[Recorded data]
▼

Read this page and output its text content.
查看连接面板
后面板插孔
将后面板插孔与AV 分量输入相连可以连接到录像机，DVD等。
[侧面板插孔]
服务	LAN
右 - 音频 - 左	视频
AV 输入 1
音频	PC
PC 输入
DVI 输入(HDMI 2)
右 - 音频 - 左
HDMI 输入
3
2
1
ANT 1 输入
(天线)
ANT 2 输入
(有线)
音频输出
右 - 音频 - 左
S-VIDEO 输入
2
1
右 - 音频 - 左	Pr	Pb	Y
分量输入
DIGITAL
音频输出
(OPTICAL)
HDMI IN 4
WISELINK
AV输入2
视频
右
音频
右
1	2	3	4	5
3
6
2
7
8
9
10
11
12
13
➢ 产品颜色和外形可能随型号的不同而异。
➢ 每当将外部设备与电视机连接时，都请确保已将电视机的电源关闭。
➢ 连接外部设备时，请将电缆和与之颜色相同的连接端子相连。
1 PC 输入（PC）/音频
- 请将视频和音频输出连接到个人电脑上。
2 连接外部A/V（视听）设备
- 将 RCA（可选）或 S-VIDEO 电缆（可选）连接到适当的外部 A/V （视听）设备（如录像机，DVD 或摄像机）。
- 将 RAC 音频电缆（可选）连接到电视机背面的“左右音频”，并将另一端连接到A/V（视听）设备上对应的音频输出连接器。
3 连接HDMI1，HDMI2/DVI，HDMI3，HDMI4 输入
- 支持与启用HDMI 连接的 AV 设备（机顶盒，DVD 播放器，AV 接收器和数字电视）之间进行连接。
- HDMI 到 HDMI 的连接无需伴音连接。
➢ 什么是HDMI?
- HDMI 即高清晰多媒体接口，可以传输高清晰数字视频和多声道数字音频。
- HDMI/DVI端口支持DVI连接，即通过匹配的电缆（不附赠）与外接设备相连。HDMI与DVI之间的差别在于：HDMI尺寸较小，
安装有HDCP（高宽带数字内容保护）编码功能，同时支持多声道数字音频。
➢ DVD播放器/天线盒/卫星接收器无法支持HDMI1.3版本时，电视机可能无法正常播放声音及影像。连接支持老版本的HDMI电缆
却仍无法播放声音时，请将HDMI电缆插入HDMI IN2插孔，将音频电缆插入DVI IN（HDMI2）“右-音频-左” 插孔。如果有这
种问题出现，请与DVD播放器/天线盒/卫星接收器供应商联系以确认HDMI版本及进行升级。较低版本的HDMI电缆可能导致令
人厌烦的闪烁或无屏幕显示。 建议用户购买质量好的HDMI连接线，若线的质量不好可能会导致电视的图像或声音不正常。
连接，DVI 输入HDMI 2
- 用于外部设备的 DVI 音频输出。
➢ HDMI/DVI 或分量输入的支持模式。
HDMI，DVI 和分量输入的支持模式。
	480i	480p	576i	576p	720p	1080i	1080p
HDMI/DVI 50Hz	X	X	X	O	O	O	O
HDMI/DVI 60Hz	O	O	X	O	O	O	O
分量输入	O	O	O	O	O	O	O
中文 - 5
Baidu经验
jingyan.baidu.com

▲

- [WORK TO COMPLETE] Copy each line above where the string "VIDEO" occurs.

- [RIGHT ANSWER]
S-VIDEO 输入
- 将 RCA（可选）或 S-VIDEO 电缆（可选）连接到适当的外部 A/V （视听）设备（如录像机，DVD 或摄像机）。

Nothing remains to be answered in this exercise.